> _PROBLEM TO SOLVE_
Word for word, give the material below again, minus any images.

> _DATASET RECORDS_
-- Begin --
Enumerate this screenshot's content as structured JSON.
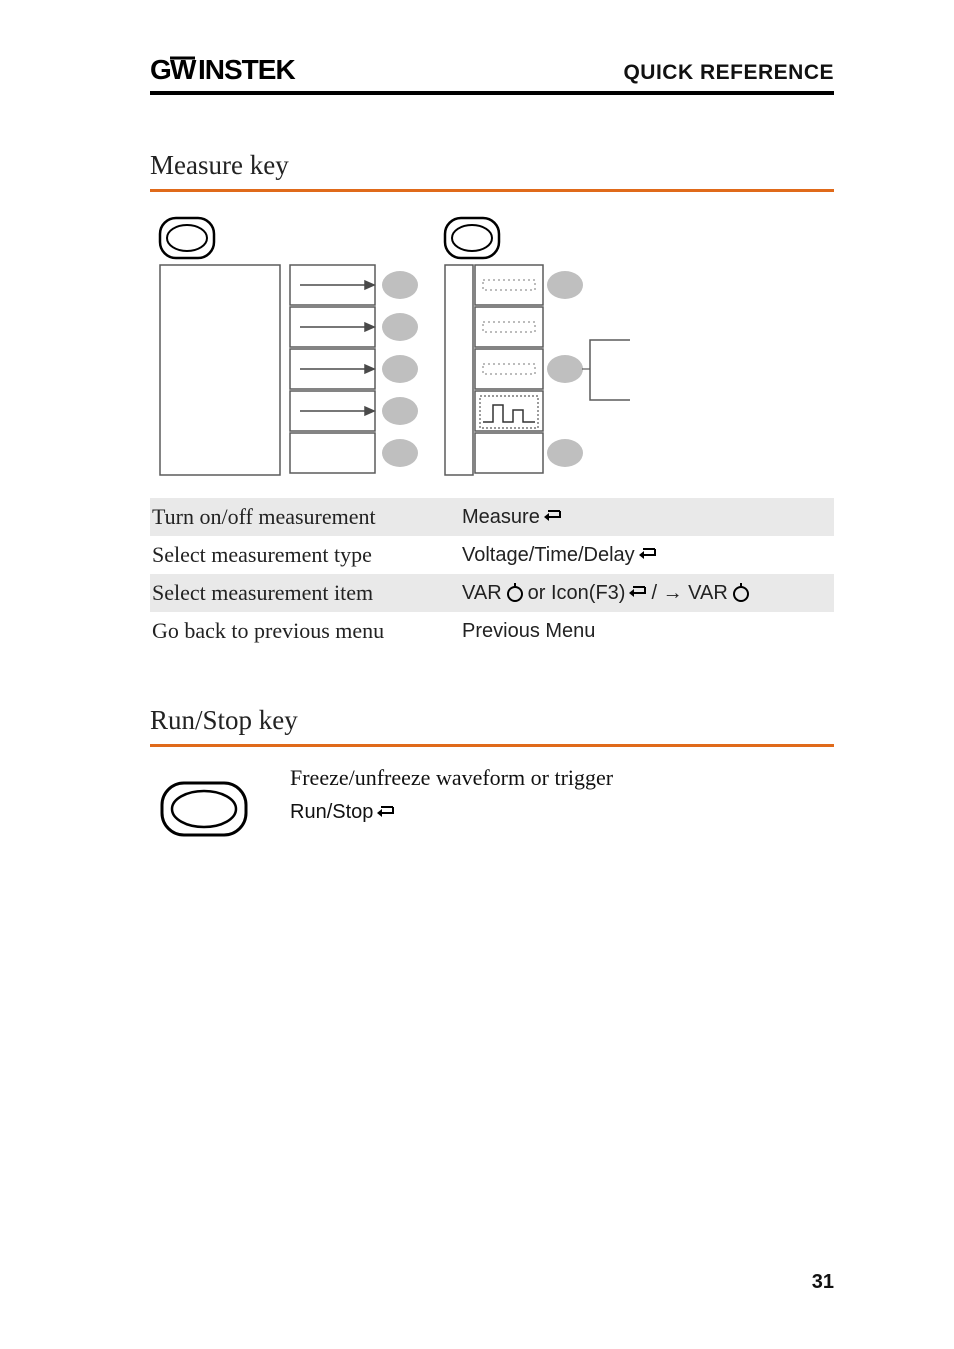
{
  "header": {
    "logo": "GWINSTEK",
    "right": "QUICK REFERENCE"
  },
  "section1": {
    "title": "Measure key",
    "rows": [
      {
        "label": "Turn on/off measurement",
        "action_pre": "Measure",
        "enter": true,
        "shade": true
      },
      {
        "label": "Select measurement type",
        "action_pre": "Voltage/Time/Delay",
        "enter": true,
        "shade": false
      },
      {
        "label": "Select measurement item",
        "complex": true,
        "shade": true,
        "p1": "VAR",
        "knob1": true,
        "p2": " or Icon(F3)",
        "enter2": true,
        "p3": "/ → VAR",
        "knob2": true
      },
      {
        "label": "Go back to previous menu",
        "action_pre": "Previous Menu",
        "shade": false
      }
    ]
  },
  "section2": {
    "title": "Run/Stop key",
    "desc": "Freeze/unfreeze waveform or trigger",
    "key": "Run/Stop"
  },
  "page_number": "31"
}
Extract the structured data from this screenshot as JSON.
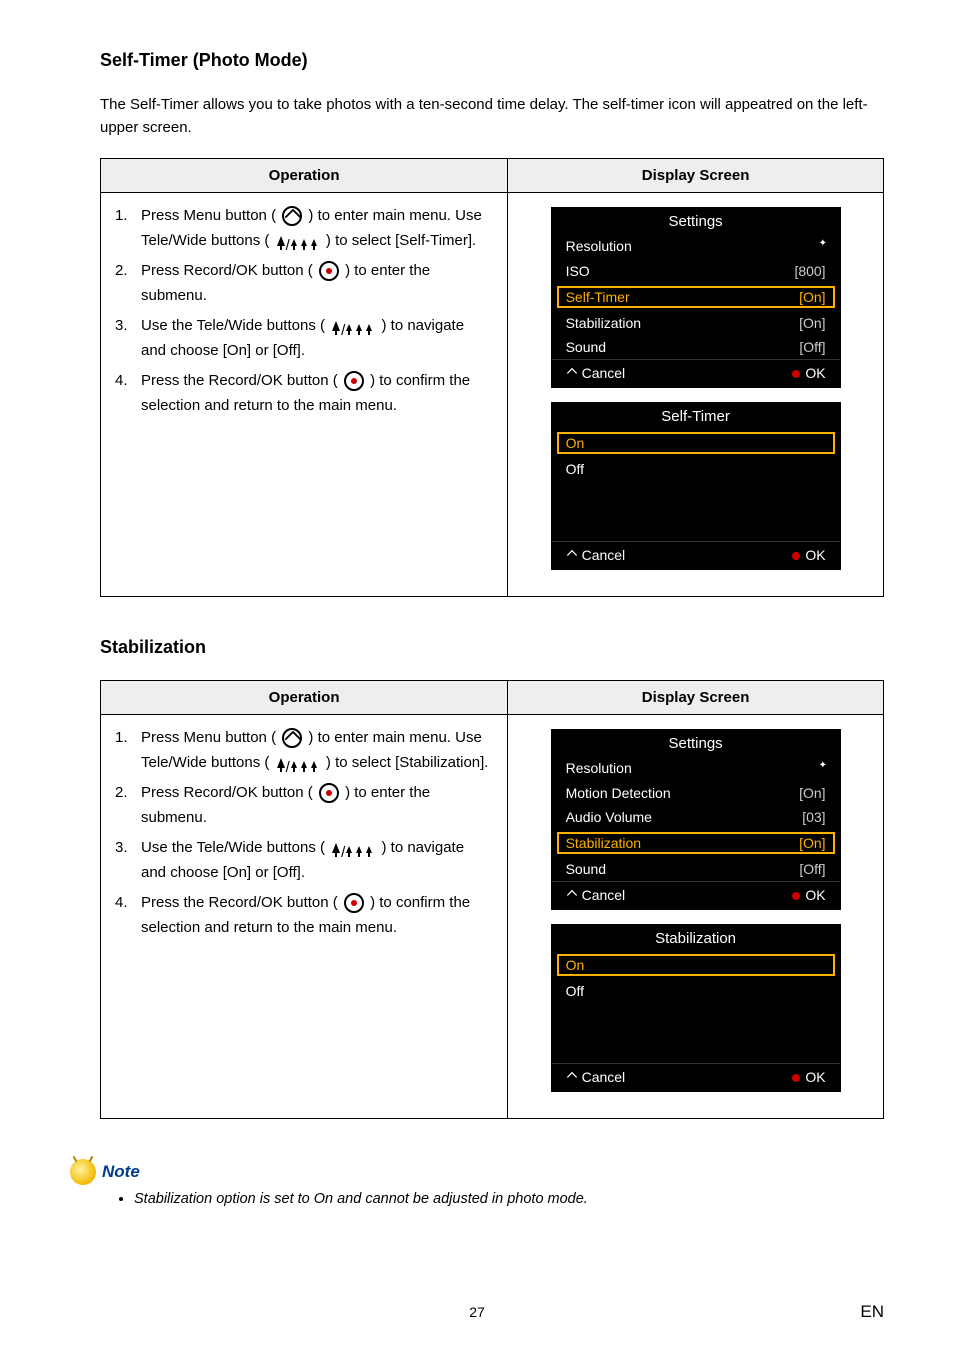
-- End --
> _SOLUTION TO THIS TASK_
Enumerate this screenshot's content as structured JSON.
{
  "header": {
    "logo": "GWINSTEK",
    "right": "QUICK REFERENCE"
  },
  "section1": {
    "title": "Measure key",
    "rows": [
      {
        "label": "Turn on/off measurement",
        "action_pre": "Measure",
        "enter": true,
        "shade": true
      },
      {
        "label": "Select measurement type",
        "action_pre": "Voltage/Time/Delay",
        "enter": true,
        "shade": false
      },
      {
        "label": "Select measurement item",
        "complex": true,
        "shade": true,
        "p1": "VAR",
        "knob1": true,
        "p2": " or Icon(F3)",
        "enter2": true,
        "p3": "/ → VAR",
        "knob2": true
      },
      {
        "label": "Go back to previous menu",
        "action_pre": "Previous Menu",
        "shade": false
      }
    ]
  },
  "section2": {
    "title": "Run/Stop key",
    "desc": "Freeze/unfreeze waveform or trigger",
    "key": "Run/Stop"
  },
  "page_number": "31"
}
Extract the structured data from this screenshot as JSON.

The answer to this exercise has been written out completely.